[Records]
┄┄┄┄┄┄┄┄┄┄

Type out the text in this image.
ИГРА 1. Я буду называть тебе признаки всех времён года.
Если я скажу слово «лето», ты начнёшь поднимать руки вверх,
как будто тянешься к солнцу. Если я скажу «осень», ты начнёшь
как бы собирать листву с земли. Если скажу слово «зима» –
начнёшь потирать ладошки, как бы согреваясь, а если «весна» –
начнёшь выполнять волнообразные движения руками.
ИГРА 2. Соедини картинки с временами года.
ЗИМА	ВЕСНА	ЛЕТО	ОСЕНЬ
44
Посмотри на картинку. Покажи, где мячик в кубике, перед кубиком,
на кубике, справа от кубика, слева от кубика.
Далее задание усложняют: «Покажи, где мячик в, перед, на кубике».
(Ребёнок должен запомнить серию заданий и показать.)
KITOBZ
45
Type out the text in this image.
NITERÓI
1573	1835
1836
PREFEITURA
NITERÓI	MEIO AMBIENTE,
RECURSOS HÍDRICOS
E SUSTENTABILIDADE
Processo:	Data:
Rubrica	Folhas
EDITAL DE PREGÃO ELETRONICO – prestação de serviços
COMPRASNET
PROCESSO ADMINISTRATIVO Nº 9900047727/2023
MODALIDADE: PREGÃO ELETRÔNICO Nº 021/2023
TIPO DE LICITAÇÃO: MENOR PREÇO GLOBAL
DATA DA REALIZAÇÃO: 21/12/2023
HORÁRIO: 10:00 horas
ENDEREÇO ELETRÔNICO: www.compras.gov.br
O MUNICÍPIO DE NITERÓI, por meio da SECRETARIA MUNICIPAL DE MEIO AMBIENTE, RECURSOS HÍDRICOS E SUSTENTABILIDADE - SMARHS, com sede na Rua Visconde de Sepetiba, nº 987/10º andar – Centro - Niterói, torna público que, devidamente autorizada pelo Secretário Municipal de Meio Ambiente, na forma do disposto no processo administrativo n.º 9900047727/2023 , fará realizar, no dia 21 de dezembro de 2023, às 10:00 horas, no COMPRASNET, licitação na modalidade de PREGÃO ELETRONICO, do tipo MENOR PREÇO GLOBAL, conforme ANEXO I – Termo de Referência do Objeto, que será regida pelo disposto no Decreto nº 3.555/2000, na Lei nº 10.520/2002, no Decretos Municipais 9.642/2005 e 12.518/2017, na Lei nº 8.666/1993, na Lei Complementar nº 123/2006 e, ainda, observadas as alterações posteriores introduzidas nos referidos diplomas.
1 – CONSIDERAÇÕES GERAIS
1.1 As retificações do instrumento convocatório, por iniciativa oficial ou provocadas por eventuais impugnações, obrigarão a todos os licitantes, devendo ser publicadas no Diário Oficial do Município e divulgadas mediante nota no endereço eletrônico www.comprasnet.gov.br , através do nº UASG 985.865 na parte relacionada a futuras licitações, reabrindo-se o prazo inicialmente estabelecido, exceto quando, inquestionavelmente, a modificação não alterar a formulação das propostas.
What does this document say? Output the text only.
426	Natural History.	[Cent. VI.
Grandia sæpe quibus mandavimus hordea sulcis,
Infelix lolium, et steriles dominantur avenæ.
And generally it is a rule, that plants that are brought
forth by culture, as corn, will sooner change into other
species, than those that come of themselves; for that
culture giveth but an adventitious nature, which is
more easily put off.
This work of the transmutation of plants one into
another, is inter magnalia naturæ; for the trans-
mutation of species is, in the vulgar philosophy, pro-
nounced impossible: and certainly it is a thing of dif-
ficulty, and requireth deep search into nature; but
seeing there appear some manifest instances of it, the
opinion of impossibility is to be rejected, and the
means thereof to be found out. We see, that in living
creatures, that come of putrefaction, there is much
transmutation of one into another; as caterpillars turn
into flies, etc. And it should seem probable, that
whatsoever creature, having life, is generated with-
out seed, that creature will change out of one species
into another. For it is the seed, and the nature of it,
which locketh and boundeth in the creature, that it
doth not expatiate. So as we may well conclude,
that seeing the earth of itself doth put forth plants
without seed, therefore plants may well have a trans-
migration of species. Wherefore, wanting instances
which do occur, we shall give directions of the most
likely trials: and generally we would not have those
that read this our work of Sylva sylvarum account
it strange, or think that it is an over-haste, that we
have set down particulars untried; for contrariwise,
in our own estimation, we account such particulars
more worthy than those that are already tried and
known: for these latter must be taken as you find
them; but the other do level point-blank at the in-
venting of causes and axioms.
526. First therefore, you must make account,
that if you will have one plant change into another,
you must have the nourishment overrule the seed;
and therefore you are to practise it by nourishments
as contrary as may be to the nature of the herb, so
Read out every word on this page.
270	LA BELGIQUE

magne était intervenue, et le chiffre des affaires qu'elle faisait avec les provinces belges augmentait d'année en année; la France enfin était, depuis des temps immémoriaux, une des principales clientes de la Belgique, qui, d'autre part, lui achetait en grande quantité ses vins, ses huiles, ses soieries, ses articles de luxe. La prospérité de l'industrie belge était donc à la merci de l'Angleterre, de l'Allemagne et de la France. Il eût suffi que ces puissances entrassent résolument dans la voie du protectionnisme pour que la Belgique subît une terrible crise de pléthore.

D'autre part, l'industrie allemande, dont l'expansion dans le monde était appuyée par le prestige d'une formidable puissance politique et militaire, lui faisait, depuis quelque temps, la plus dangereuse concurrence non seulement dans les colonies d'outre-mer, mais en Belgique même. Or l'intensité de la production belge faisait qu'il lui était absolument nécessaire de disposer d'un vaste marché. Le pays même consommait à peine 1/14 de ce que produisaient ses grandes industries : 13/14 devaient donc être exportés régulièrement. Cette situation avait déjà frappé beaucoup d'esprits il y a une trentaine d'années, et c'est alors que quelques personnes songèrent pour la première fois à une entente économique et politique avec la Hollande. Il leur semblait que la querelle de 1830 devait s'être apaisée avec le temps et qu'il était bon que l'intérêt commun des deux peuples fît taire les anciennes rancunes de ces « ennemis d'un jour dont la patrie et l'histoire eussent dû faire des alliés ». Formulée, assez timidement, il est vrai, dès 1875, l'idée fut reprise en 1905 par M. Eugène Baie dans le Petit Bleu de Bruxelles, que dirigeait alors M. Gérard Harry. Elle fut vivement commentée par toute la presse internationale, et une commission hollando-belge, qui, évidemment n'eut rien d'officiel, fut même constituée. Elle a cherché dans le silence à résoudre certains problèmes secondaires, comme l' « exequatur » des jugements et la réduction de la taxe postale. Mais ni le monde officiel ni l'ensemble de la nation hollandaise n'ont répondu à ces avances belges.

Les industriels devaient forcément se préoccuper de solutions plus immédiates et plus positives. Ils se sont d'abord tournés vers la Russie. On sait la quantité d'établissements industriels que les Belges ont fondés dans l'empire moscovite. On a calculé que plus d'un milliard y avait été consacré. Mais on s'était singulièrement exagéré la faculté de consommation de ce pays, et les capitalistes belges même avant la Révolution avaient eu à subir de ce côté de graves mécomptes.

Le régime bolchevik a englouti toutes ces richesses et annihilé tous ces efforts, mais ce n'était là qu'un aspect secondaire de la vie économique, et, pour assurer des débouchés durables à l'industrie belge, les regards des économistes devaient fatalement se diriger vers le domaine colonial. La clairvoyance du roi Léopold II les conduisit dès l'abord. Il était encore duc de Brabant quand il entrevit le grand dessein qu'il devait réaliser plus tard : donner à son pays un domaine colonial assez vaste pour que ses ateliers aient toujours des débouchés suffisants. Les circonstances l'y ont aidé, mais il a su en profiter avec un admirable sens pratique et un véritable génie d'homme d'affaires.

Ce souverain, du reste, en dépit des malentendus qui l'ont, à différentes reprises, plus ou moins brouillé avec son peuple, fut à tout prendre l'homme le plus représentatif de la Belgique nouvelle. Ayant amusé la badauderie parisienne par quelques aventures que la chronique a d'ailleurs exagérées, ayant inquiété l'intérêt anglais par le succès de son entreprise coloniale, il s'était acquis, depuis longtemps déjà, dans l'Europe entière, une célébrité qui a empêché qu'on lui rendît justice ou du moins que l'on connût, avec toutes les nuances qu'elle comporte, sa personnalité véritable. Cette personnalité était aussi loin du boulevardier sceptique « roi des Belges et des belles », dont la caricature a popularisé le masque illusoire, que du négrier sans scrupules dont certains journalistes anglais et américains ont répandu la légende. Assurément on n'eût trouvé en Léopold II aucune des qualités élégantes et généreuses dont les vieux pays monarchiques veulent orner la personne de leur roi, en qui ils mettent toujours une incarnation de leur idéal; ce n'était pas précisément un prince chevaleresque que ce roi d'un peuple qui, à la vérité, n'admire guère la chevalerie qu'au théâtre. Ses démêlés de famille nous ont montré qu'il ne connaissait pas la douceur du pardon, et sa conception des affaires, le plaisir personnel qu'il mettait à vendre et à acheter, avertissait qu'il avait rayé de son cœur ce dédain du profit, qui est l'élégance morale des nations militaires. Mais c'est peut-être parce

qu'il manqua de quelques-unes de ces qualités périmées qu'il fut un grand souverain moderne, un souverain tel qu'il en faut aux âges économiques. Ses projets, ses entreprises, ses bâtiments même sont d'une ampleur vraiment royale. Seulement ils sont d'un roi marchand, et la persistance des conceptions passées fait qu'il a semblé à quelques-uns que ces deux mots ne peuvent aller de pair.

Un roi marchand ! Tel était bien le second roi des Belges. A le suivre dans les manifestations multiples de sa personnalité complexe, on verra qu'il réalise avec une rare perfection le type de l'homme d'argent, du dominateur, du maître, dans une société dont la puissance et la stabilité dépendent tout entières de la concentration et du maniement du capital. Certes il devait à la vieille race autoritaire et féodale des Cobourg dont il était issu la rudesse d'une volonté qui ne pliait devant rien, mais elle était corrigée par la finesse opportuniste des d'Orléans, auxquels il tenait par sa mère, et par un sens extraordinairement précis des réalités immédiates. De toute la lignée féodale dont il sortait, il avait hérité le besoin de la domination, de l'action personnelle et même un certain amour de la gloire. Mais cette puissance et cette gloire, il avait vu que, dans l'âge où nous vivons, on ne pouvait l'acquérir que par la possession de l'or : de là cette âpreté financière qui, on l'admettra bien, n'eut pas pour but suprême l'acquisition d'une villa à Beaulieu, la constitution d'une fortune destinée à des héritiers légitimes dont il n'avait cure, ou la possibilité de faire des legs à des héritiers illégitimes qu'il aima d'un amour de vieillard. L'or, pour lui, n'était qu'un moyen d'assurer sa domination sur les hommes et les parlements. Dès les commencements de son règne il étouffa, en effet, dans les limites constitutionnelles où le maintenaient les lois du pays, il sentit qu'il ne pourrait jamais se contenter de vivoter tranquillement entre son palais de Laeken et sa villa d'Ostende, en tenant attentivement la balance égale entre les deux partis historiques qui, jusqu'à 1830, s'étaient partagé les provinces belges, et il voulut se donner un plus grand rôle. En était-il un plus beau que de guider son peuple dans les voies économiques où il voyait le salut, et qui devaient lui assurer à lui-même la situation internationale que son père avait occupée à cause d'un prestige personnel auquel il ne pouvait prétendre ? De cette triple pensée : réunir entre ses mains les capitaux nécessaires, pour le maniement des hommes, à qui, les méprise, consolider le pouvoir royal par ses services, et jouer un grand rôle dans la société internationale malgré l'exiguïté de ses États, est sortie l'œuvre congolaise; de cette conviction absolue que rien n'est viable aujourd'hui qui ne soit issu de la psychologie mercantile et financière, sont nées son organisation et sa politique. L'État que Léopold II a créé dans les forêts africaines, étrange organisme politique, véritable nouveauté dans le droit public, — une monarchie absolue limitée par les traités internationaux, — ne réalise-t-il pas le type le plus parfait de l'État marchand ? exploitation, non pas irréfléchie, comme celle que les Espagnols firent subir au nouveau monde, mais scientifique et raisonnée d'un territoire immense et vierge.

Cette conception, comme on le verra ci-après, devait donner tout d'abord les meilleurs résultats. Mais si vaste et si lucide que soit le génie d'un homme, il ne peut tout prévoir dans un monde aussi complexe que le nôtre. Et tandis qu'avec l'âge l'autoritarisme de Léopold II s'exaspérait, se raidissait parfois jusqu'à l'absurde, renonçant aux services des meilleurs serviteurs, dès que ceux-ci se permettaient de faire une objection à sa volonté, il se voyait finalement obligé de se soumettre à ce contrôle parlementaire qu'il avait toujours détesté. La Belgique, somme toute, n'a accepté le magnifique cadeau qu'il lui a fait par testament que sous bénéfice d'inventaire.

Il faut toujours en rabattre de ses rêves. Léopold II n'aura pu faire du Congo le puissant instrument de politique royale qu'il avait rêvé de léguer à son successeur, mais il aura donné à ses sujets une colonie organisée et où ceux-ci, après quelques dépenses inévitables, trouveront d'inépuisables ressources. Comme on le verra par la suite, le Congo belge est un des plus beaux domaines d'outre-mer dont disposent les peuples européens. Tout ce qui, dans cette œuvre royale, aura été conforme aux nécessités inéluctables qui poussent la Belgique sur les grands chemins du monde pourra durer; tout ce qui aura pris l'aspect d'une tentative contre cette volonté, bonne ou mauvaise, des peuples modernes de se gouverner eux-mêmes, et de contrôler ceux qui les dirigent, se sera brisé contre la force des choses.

┄┄┄┄┄┄┄┄┄┄

All lines holding the word "PREÇO" should be picked out and copied.

TIPO DE LICITAÇÃO: MENOR PREÇO GLOBAL
O MUNICÍPIO DE NITERÓI, por meio da SECRETARIA MUNICIPAL DE MEIO AMBIENTE, RECURSOS HÍDRICOS E SUSTENTABILIDADE - SMARHS, com sede na Rua Visconde de Sepetiba, nº 987/10º andar – Centro - Niterói, torna público que, devidamente autorizada pelo Secretário Municipal de Meio Ambiente, na forma do disposto no processo administrativo n.º 9900047727/2023 , fará realizar, no dia 21 de dezembro de 2023, às 10:00 horas, no COMPRASNET, licitação na modalidade de PREGÃO ELETRONICO, do tipo MENOR PREÇO GLOBAL, conforme ANEXO I – Termo de Referência do Objeto, que será regida pelo disposto no Decreto nº 3.555/2000, na Lei nº 10.520/2002, no Decretos Municipais 9.642/2005 e 12.518/2017, na Lei nº 8.666/1993, na Lei Complementar nº 123/2006 e, ainda, observadas as alterações posteriores introduzidas nos referidos diplomas.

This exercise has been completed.